- What is asked
Omit the images, then output each of the records below exactly.

+++++

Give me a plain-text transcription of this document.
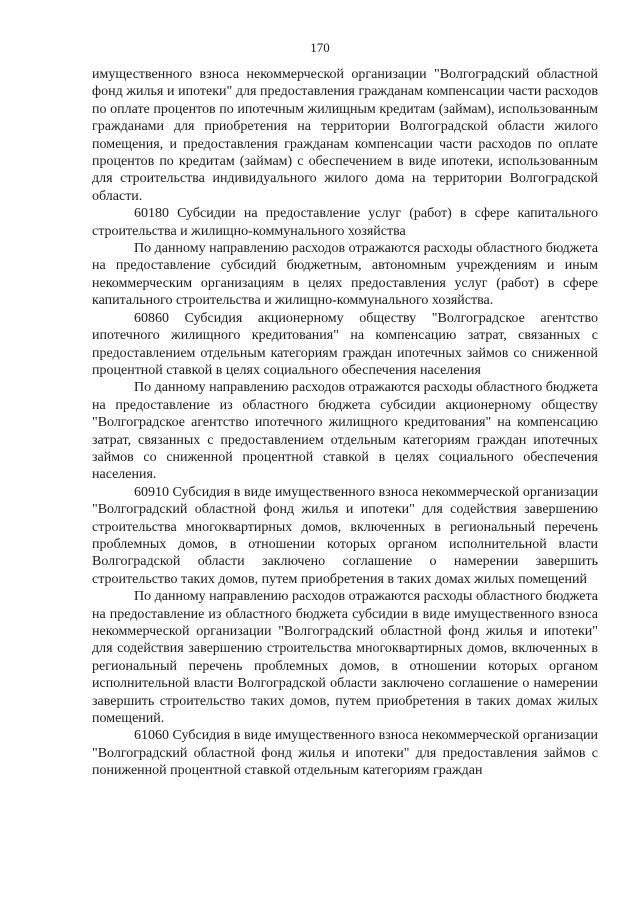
170

имущественного взноса некоммерческой организации "Волгоградский областной фонд жилья и ипотеки" для предоставления гражданам компенсации части расходов по оплате процентов по ипотечным жилищным кредитам (займам), использованным гражданами для приобретения на территории Волгоградской области жилого помещения, и предоставления гражданам компенсации части расходов по оплате процентов по кредитам (займам) с обеспечением в виде ипотеки, использованным для строительства индивидуального жилого дома на территории Волгоградской области.

60180 Субсидии на предоставление услуг (работ) в сфере капитального строительства и жилищно-коммунального хозяйства

По данному направлению расходов отражаются расходы областного бюджета на предоставление субсидий бюджетным, автономным учреждениям и иным некоммерческим организациям в целях предоставления услуг (работ) в сфере капитального строительства и жилищно-коммунального хозяйства.

60860 Субсидия акционерному обществу "Волгоградское агентство ипотечного жилищного кредитования" на компенсацию затрат, связанных с предоставлением отдельным категориям граждан ипотечных займов со сниженной процентной ставкой в целях социального обеспечения населения

По данному направлению расходов отражаются расходы областного бюджета на предоставление из областного бюджета субсидии акционерному обществу "Волгоградское агентство ипотечного жилищного кредитования" на компенсацию затрат, связанных с предоставлением отдельным категориям граждан ипотечных займов со сниженной процентной ставкой в целях социального обеспечения населения.

60910 Субсидия в виде имущественного взноса некоммерческой организации "Волгоградский областной фонд жилья и ипотеки" для содействия завершению строительства многоквартирных домов, включенных в региональный перечень проблемных домов, в отношении которых органом исполнительной власти Волгоградской области заключено соглашение о намерении завершить строительство таких домов, путем приобретения в таких домах жилых помещений

По данному направлению расходов отражаются расходы областного бюджета на предоставление из областного бюджета субсидии в виде имущественного взноса некоммерческой организации "Волгоградский областной фонд жилья и ипотеки" для содействия завершению строительства многоквартирных домов, включенных в региональный перечень проблемных домов, в отношении которых органом исполнительной власти Волгоградской области заключено соглашение о намерении завершить строительство таких домов, путем приобретения в таких домах жилых помещений.

61060 Субсидия в виде имущественного взноса некоммерческой организации "Волгоградский областной фонд жилья и ипотеки" для предоставления займов с пониженной процентной ставкой отдельным категориям граждан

+++++

- The reply
Give me a plain-text transcription of this document.
170

имущественного взноса некоммерческой организации "Волгоградский областной фонд жилья и ипотеки" для предоставления гражданам компенсации части расходов по оплате процентов по ипотечным жилищным кредитам (займам), использованным гражданами для приобретения на территории Волгоградской области жилого помещения, и предоставления гражданам компенсации части расходов по оплате процентов по кредитам (займам) с обеспечением в виде ипотеки, использованным для строительства индивидуального жилого дома на территории Волгоградской области.

60180 Субсидии на предоставление услуг (работ) в сфере капитального строительства и жилищно-коммунального хозяйства

По данному направлению расходов отражаются расходы областного бюджета на предоставление субсидий бюджетным, автономным учреждениям и иным некоммерческим организациям в целях предоставления услуг (работ) в сфере капитального строительства и жилищно-коммунального хозяйства.

60860 Субсидия акционерному обществу "Волгоградское агентство ипотечного жилищного кредитования" на компенсацию затрат, связанных с предоставлением отдельным категориям граждан ипотечных займов со сниженной процентной ставкой в целях социального обеспечения населения

По данному направлению расходов отражаются расходы областного бюджета на предоставление из областного бюджета субсидии акционерному обществу "Волгоградское агентство ипотечного жилищного кредитования" на компенсацию затрат, связанных с предоставлением отдельным категориям граждан ипотечных займов со сниженной процентной ставкой в целях социального обеспечения населения.

60910 Субсидия в виде имущественного взноса некоммерческой организации "Волгоградский областной фонд жилья и ипотеки" для содействия завершению строительства многоквартирных домов, включенных в региональный перечень проблемных домов, в отношении которых органом исполнительной власти Волгоградской области заключено соглашение о намерении завершить строительство таких домов, путем приобретения в таких домах жилых помещений

По данному направлению расходов отражаются расходы областного бюджета на предоставление из областного бюджета субсидии в виде имущественного взноса некоммерческой организации "Волгоградский областной фонд жилья и ипотеки" для содействия завершению строительства многоквартирных домов, включенных в региональный перечень проблемных домов, в отношении которых органом исполнительной власти Волгоградской области заключено соглашение о намерении завершить строительство таких домов, путем приобретения в таких домах жилых помещений.

61060 Субсидия в виде имущественного взноса некоммерческой организации "Волгоградский областной фонд жилья и ипотеки" для предоставления займов с пониженной процентной ставкой отдельным категориям граждан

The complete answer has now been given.